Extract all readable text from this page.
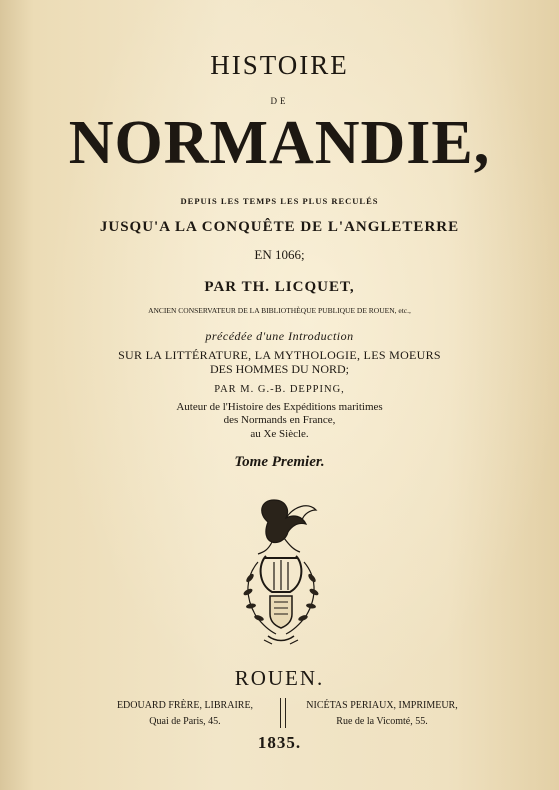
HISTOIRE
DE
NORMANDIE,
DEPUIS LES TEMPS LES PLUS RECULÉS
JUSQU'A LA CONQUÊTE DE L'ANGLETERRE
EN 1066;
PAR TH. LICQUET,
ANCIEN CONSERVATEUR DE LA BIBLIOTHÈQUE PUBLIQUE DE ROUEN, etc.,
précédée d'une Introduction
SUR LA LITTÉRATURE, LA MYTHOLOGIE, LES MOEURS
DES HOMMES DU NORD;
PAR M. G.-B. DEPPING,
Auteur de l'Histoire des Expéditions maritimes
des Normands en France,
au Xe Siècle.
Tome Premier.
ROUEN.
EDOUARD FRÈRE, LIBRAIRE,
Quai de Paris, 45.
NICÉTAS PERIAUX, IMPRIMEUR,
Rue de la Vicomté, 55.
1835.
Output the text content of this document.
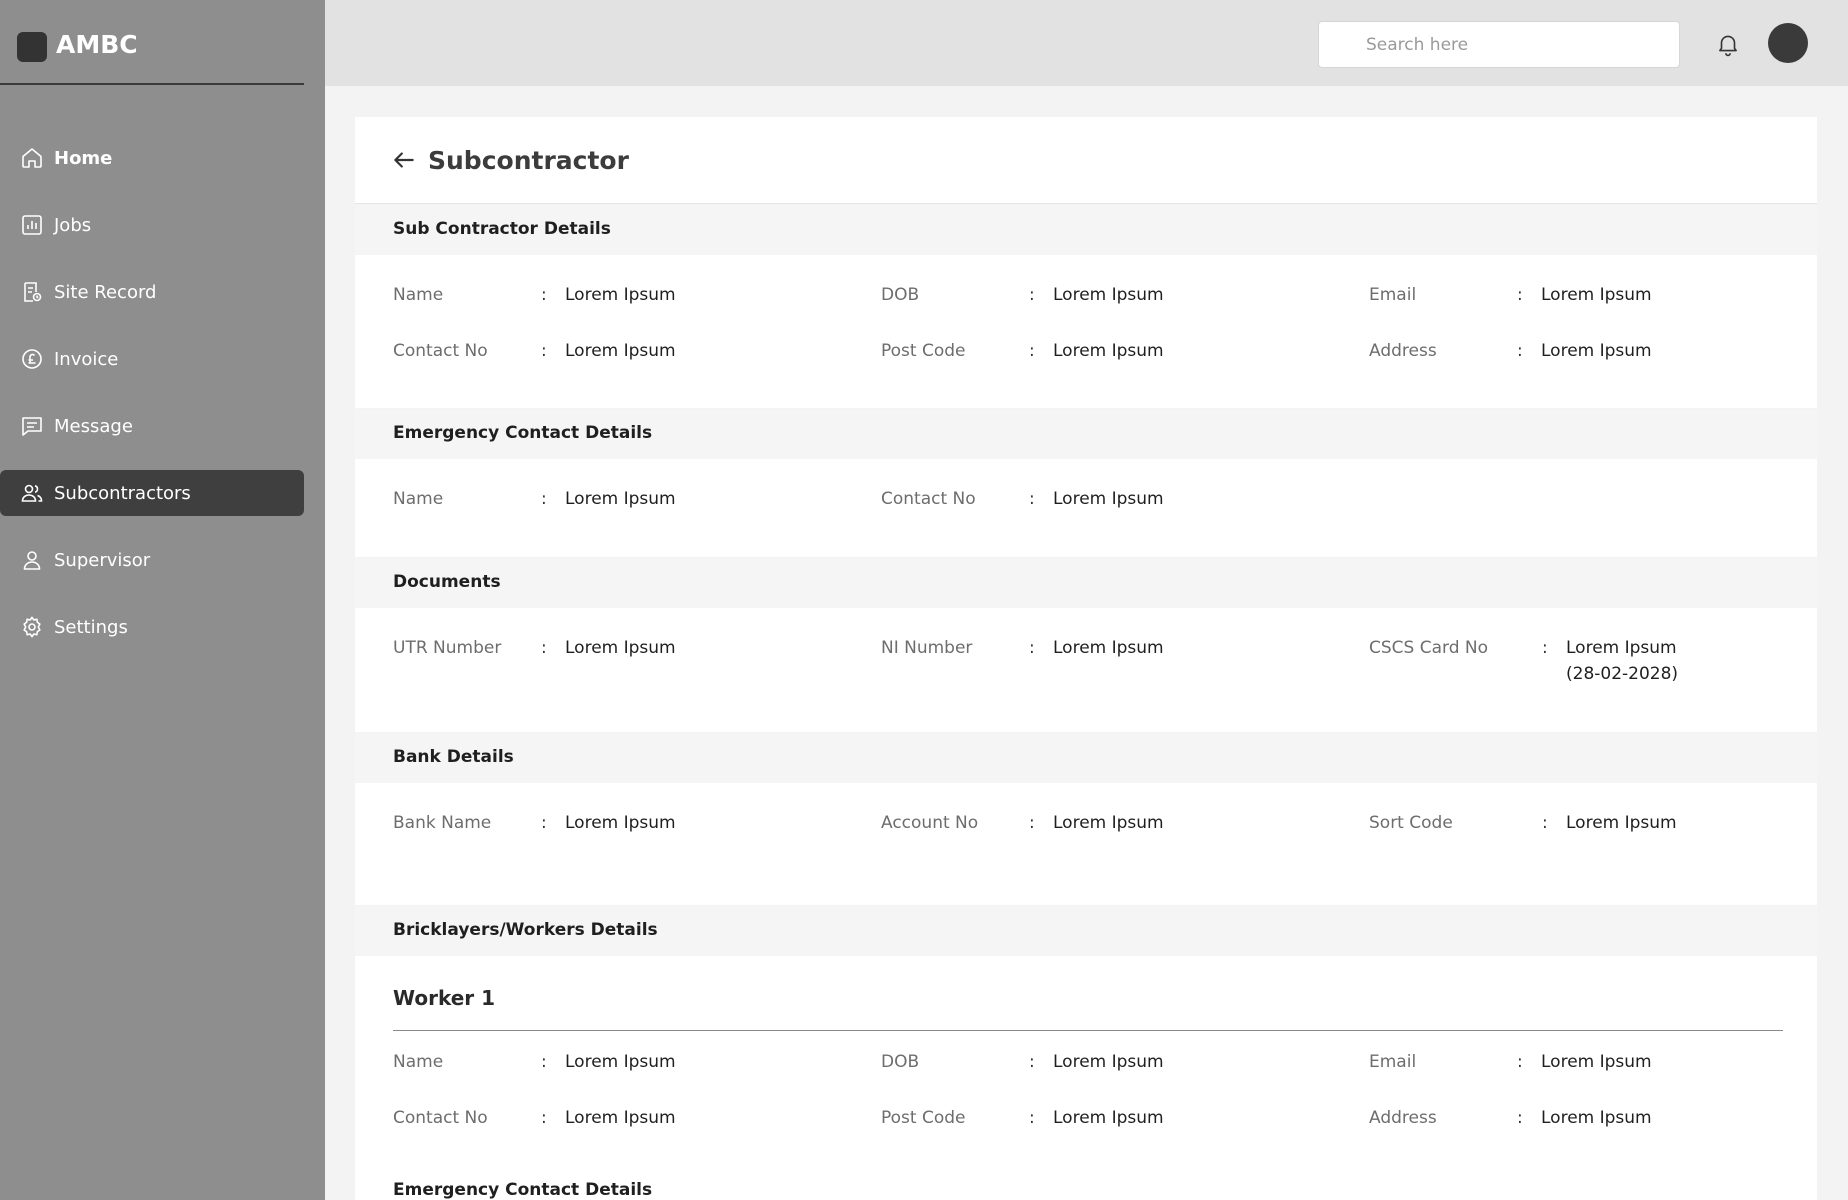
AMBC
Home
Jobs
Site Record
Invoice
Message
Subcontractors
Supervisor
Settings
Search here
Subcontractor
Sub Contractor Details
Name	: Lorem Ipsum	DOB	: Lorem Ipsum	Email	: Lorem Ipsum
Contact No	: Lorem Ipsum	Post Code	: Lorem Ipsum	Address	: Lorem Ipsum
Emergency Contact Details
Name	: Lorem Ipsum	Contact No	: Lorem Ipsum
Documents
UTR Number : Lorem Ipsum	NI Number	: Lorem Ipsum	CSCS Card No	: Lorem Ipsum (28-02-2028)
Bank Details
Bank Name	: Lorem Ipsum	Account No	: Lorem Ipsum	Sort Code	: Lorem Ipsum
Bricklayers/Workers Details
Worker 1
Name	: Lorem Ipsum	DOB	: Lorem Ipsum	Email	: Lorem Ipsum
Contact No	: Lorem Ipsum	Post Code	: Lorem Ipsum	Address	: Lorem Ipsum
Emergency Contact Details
-.-.-
Problem description.
Identify every line above with the string "Details" in it. Copy those lines.

Answer for the task.
Sub Contractor Details
Emergency Contact Details
Bank Details
Bricklayers/Workers Details
Emergency Contact Details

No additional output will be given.